**OBJECTIVE**:
Write out the full set of records exactly. Any pictures in them do not belong in the copy.

**EXERCISE INPUT**:
● ● ● ● ● ● ●

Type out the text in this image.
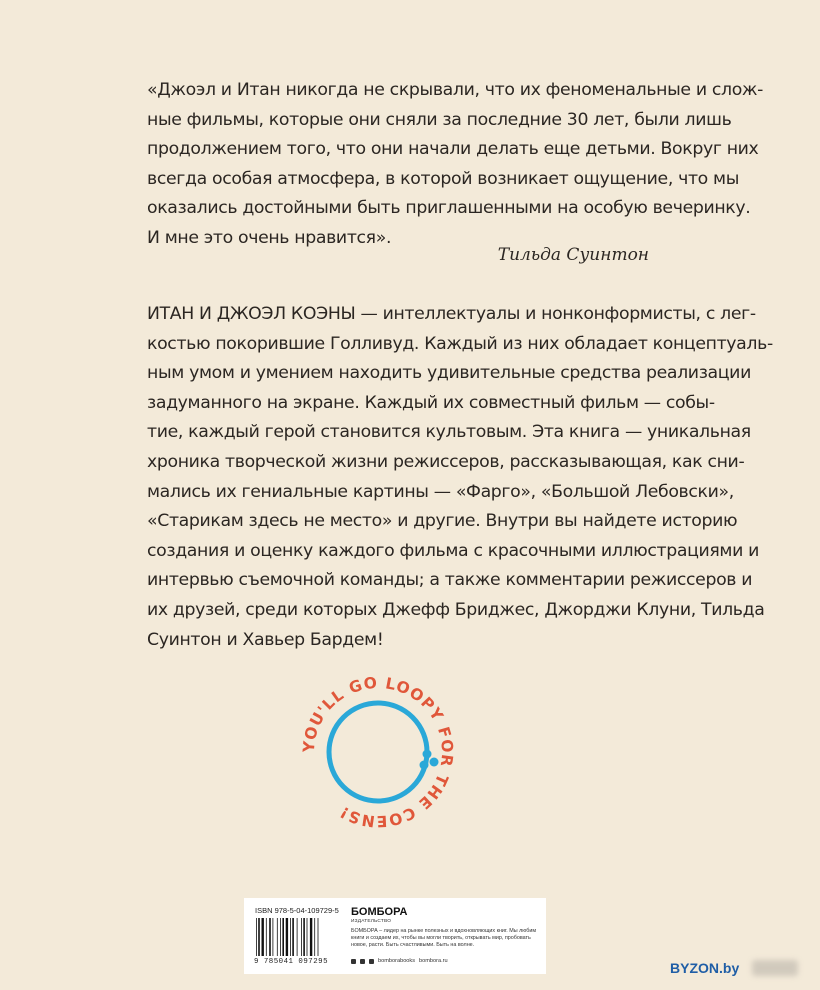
«Джоэл и Итан никогда не скрывали, что их феноменальные и слож-
ные фильмы, которые они сняли за последние 30 лет, были лишь
продолжением того, что они начали делать еще детьми. Вокруг них
всегда особая атмосфера, в которой возникает ощущение, что мы
оказались достойными быть приглашенными на особую вечеринку.
И мне это очень нравится».
Тильда Суинтон
ИТАН И ДЖОЭЛ КОЭНЫ — интеллектуалы и нонконформисты, с лег-
костью покорившие Голливуд. Каждый из них обладает концептуаль-
ным умом и умением находить удивительные средства реализации
задуманного на экране. Каждый их совместный фильм — собы-
тие, каждый герой становится культовым. Эта книга — уникальная
хроника творческой жизни режиссеров, рассказывающая, как сни-
мались их гениальные картины — «Фарго», «Большой Лебовски»,
«Старикам здесь не место» и другие. Внутри вы найдете историю
создания и оценку каждого фильма с красочными иллюстрациями и
интервью съемочной команды; а также комментарии режиссеров и
их друзей, среди которых Джефф Бриджес, Джорджи Клуни, Тильда
Суинтон и Хавьер Бардем!
YOU'LL GO LOOPY FOR THE COENS!
ISBN 978-5-04-109729-5
9 785041 097295
БОМБОРА
ИЗДАТЕЛЬСТВО
БОМБОРА – лидер на рынке полезных и вдохновляющих книг. Мы любим книги и создаем их, чтобы вы могли творить, открывать мир, пробовать новое, расти. Быть счастливыми. Быть на волне.
bomborabooks bombora.ru	BYZON.by
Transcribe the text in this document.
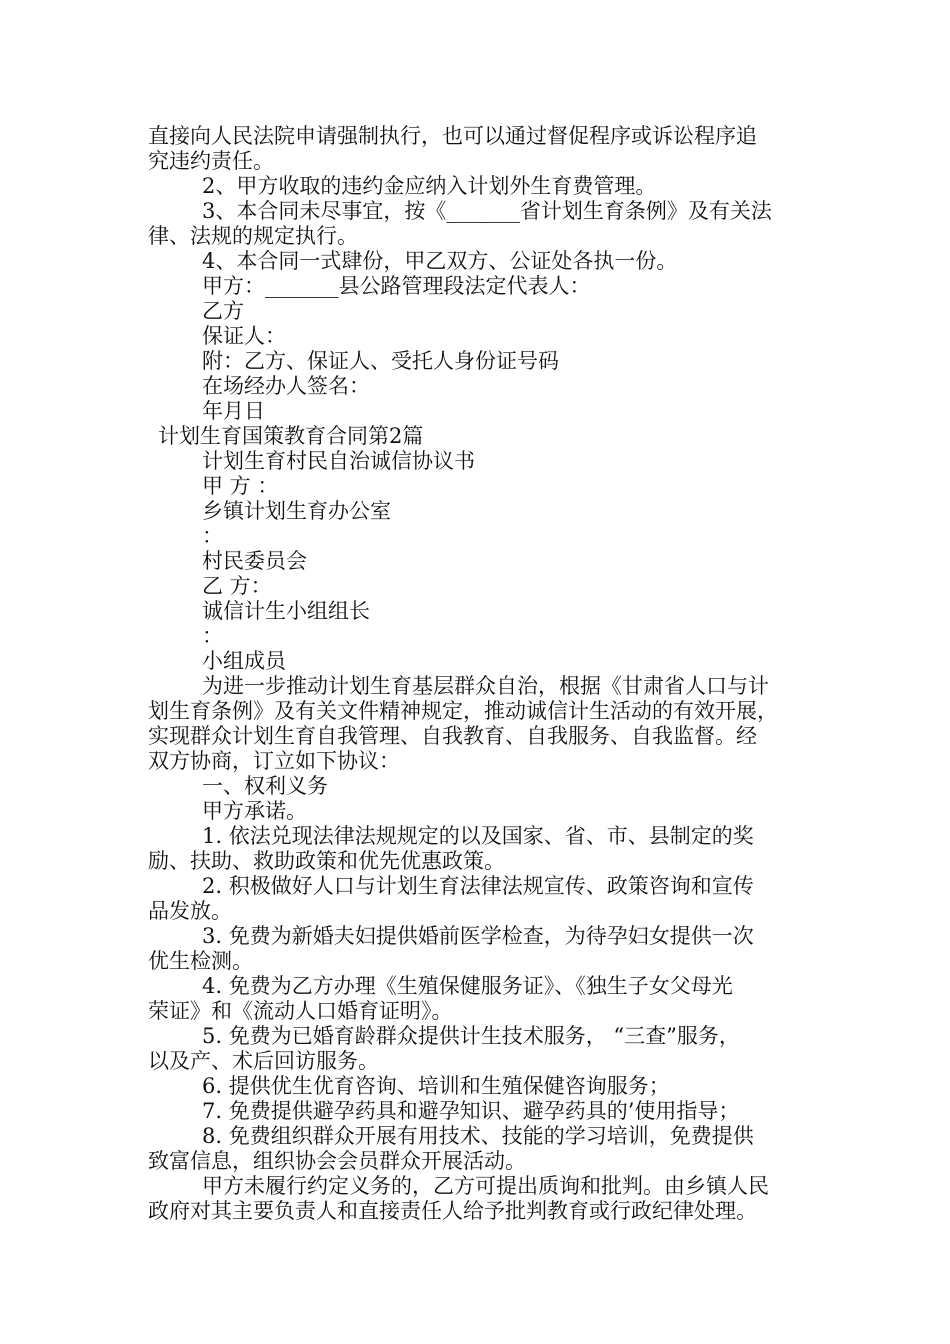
直接向人民法院申请强制执行，也可以通过督促程序或诉讼程序追
究违约责任。
2、甲方收取的违约金应纳入计划外生育费管理。
3、本合同未尽事宜，按《_______省计划生育条例》及有关法
律、法规的规定执行。
4、本合同一式肆份，甲乙双方、公证处各执一份。
甲方：_______县公路管理段法定代表人：
乙方
保证人：
附：乙方、保证人、受托人身份证号码
在场经办人签名：
年月日
计划生育国策教育合同第2篇
计划生育村民自治诚信协议书
甲 方 ：
乡镇计划生育办公室
：
村民委员会
乙 方：
诚信计生小组组长
：
小组成员
为进一步推动计划生育基层群众自治，根据《甘肃省人口与计
划生育条例》及有关文件精神规定，推动诚信计生活动的有效开展，
实现群众计划生育自我管理、自我教育、自我服务、自我监督。经
双方协商，订立如下协议：
一、权利义务
甲方承诺。
1. 依法兑现法律法规规定的以及国家、省、市、县制定的奖
励、扶助、救助政策和优先优惠政策。
2. 积极做好人口与计划生育法律法规宣传、政策咨询和宣传
品发放。
3. 免费为新婚夫妇提供婚前医学检查，为待孕妇女提供一次
优生检测。
4. 免费为乙方办理《生殖保健服务证》、《独生子女父母光
荣证》和《流动人口婚育证明》。
5. 免费为已婚育龄群众提供计生技术服务， “三查”服务，
以及产、术后回访服务。
6. 提供优生优育咨询、培训和生殖保健咨询服务；
7. 免费提供避孕药具和避孕知识、避孕药具的’使用指导；
8. 免费组织群众开展有用技术、技能的学习培训，免费提供
致富信息，组织协会会员群众开展活动。
甲方未履行约定义务的，乙方可提出质询和批判。由乡镇人民
政府对其主要负责人和直接责任人给予批判教育或行政纪律处理。
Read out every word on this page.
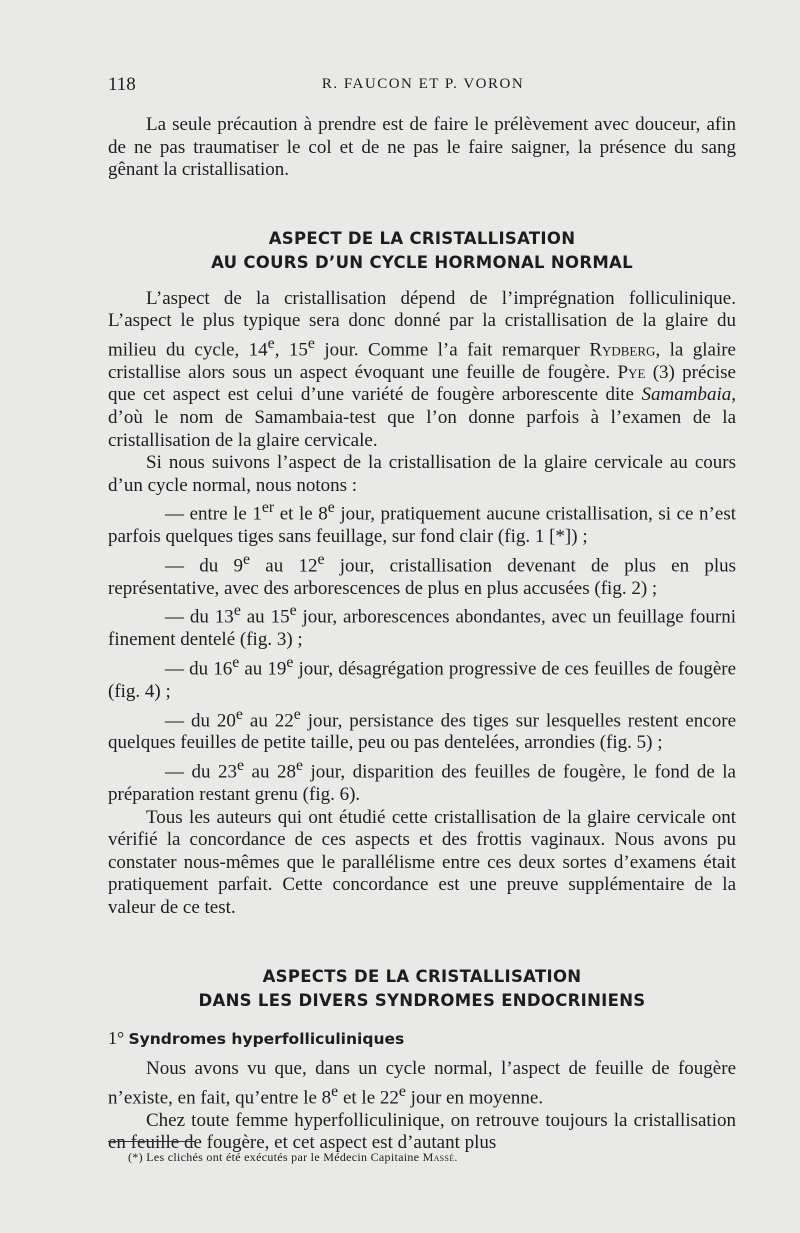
118	R. FAUCON ET P. VORON

La seule précaution à prendre est de faire le prélèvement avec douceur, afin de ne pas traumatiser le col et de ne pas le faire saigner, la présence du sang gênant la cristallisation.

ASPECT DE LA CRISTALLISATION
AU COURS D’UN CYCLE HORMONAL NORMAL

L’aspect de la cristallisation dépend de l’imprégnation folliculinique. L’aspect le plus typique sera donc donné par la cristallisation de la glaire du milieu du cycle, 14e, 15e jour. Comme l’a fait remarquer Rydberg, la glaire cristallise alors sous un aspect évoquant une feuille de fougère. Pye (3) précise que cet aspect est celui d’une variété de fougère arborescente dite Samambaia, d’où le nom de Samambaia-test que l’on donne parfois à l’examen de la cristallisation de la glaire cervicale.

Si nous suivons l’aspect de la cristallisation de la glaire cervicale au cours d’un cycle normal, nous notons :

— entre le 1er et le 8e jour, pratiquement aucune cristallisation, si ce n’est parfois quelques tiges sans feuillage, sur fond clair (fig. 1 [*]) ;

— du 9e au 12e jour, cristallisation devenant de plus en plus représentative, avec des arborescences de plus en plus accusées (fig. 2) ;

— du 13e au 15e jour, arborescences abondantes, avec un feuillage fourni finement dentelé (fig. 3) ;

— du 16e au 19e jour, désagrégation progressive de ces feuilles de fougère (fig. 4) ;

— du 20e au 22e jour, persistance des tiges sur lesquelles restent encore quelques feuilles de petite taille, peu ou pas dentelées, arrondies (fig. 5) ;

— du 23e au 28e jour, disparition des feuilles de fougère, le fond de la préparation restant grenu (fig. 6).

Tous les auteurs qui ont étudié cette cristallisation de la glaire cervicale ont vérifié la concordance de ces aspects et des frottis vaginaux. Nous avons pu constater nous-mêmes que le parallélisme entre ces deux sortes d’examens était pratiquement parfait. Cette concordance est une preuve supplémentaire de la valeur de ce test.

ASPECTS DE LA CRISTALLISATION
DANS LES DIVERS SYNDROMES ENDOCRINIENS
1° Syndromes hyperfolliculiniques

Nous avons vu que, dans un cycle normal, l’aspect de feuille de fougère n’existe, en fait, qu’entre le 8e et le 22e jour en moyenne.

Chez toute femme hyperfolliculinique, on retrouve toujours la cristallisation en feuille de fougère, et cet aspect est d’autant plus

(*) Les clichés ont été exécutés par le Médecin Capitaine Massé.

● ● ● ● ● ● ●

**WORKED SOLUTION**:
Type out the text in this image.
«Джоэл и Итан никогда не скрывали, что их феноменальные и слож-
ные фильмы, которые они сняли за последние 30 лет, были лишь
продолжением того, что они начали делать еще детьми. Вокруг них
всегда особая атмосфера, в которой возникает ощущение, что мы
оказались достойными быть приглашенными на особую вечеринку.
И мне это очень нравится».
Тильда Суинтон
ИТАН И ДЖОЭЛ КОЭНЫ — интеллектуалы и нонконформисты, с лег-
костью покорившие Голливуд. Каждый из них обладает концептуаль-
ным умом и умением находить удивительные средства реализации
задуманного на экране. Каждый их совместный фильм — собы-
тие, каждый герой становится культовым. Эта книга — уникальная
хроника творческой жизни режиссеров, рассказывающая, как сни-
мались их гениальные картины — «Фарго», «Большой Лебовски»,
«Старикам здесь не место» и другие. Внутри вы найдете историю
создания и оценку каждого фильма с красочными иллюстрациями и
интервью съемочной команды; а также комментарии режиссеров и
их друзей, среди которых Джефф Бриджес, Джорджи Клуни, Тильда
Суинтон и Хавьер Бардем!
YOU'LL GO LOOPY FOR THE COENS!
ISBN 978-5-04-109729-5
9 785041 097295
БОМБОРА
ИЗДАТЕЛЬСТВО
БОМБОРА – лидер на рынке полезных и вдохновляющих книг. Мы любим книги и создаем их, чтобы вы могли творить, открывать мир, пробовать новое, расти. Быть счастливыми. Быть на волне.
bomborabooks bombora.ru	BYZON.by
Transcribe the text in this document.
直接向人民法院申请强制执行，也可以通过督促程序或诉讼程序追
究违约责任。
2、甲方收取的违约金应纳入计划外生育费管理。
3、本合同未尽事宜，按《_______省计划生育条例》及有关法
律、法规的规定执行。
4、本合同一式肆份，甲乙双方、公证处各执一份。
甲方：_______县公路管理段法定代表人：
乙方
保证人：
附：乙方、保证人、受托人身份证号码
在场经办人签名：
年月日
计划生育国策教育合同第2篇
计划生育村民自治诚信协议书
甲 方 ：
乡镇计划生育办公室
：
村民委员会
乙 方：
诚信计生小组组长
：
小组成员
为进一步推动计划生育基层群众自治，根据《甘肃省人口与计
划生育条例》及有关文件精神规定，推动诚信计生活动的有效开展，
实现群众计划生育自我管理、自我教育、自我服务、自我监督。经
双方协商，订立如下协议：
一、权利义务
甲方承诺。
1. 依法兑现法律法规规定的以及国家、省、市、县制定的奖
励、扶助、救助政策和优先优惠政策。
2. 积极做好人口与计划生育法律法规宣传、政策咨询和宣传
品发放。
3. 免费为新婚夫妇提供婚前医学检查，为待孕妇女提供一次
优生检测。
4. 免费为乙方办理《生殖保健服务证》、《独生子女父母光
荣证》和《流动人口婚育证明》。
5. 免费为已婚育龄群众提供计生技术服务， “三查”服务，
以及产、术后回访服务。
6. 提供优生优育咨询、培训和生殖保健咨询服务；
7. 免费提供避孕药具和避孕知识、避孕药具的’使用指导；
8. 免费组织群众开展有用技术、技能的学习培训，免费提供
致富信息，组织协会会员群众开展活动。
甲方未履行约定义务的，乙方可提出质询和批判。由乡镇人民
政府对其主要负责人和直接责任人给予批判教育或行政纪律处理。
Read out every word on this page.
118	R. FAUCON ET P. VORON

La seule précaution à prendre est de faire le prélèvement avec douceur, afin de ne pas traumatiser le col et de ne pas le faire saigner, la présence du sang gênant la cristallisation.

ASPECT DE LA CRISTALLISATION
AU COURS D’UN CYCLE HORMONAL NORMAL

L’aspect de la cristallisation dépend de l’imprégnation folliculinique. L’aspect le plus typique sera donc donné par la cristallisation de la glaire du milieu du cycle, 14e, 15e jour. Comme l’a fait remarquer Rydberg, la glaire cristallise alors sous un aspect évoquant une feuille de fougère. Pye (3) précise que cet aspect est celui d’une variété de fougère arborescente dite Samambaia, d’où le nom de Samambaia-test que l’on donne parfois à l’examen de la cristallisation de la glaire cervicale.

Si nous suivons l’aspect de la cristallisation de la glaire cervicale au cours d’un cycle normal, nous notons :

— entre le 1er et le 8e jour, pratiquement aucune cristallisation, si ce n’est parfois quelques tiges sans feuillage, sur fond clair (fig. 1 [*]) ;

— du 9e au 12e jour, cristallisation devenant de plus en plus représentative, avec des arborescences de plus en plus accusées (fig. 2) ;

— du 13e au 15e jour, arborescences abondantes, avec un feuillage fourni finement dentelé (fig. 3) ;

— du 16e au 19e jour, désagrégation progressive de ces feuilles de fougère (fig. 4) ;

— du 20e au 22e jour, persistance des tiges sur lesquelles restent encore quelques feuilles de petite taille, peu ou pas dentelées, arrondies (fig. 5) ;

— du 23e au 28e jour, disparition des feuilles de fougère, le fond de la préparation restant grenu (fig. 6).

Tous les auteurs qui ont étudié cette cristallisation de la glaire cervicale ont vérifié la concordance de ces aspects et des frottis vaginaux. Nous avons pu constater nous-mêmes que le parallélisme entre ces deux sortes d’examens était pratiquement parfait. Cette concordance est une preuve supplémentaire de la valeur de ce test.

ASPECTS DE LA CRISTALLISATION
DANS LES DIVERS SYNDROMES ENDOCRINIENS
1° Syndromes hyperfolliculiniques

Nous avons vu que, dans un cycle normal, l’aspect de feuille de fougère n’existe, en fait, qu’entre le 8e et le 22e jour en moyenne.

Chez toute femme hyperfolliculinique, on retrouve toujours la cristallisation en feuille de fougère, et cet aspect est d’autant plus

(*) Les clichés ont été exécutés par le Médecin Capitaine Massé.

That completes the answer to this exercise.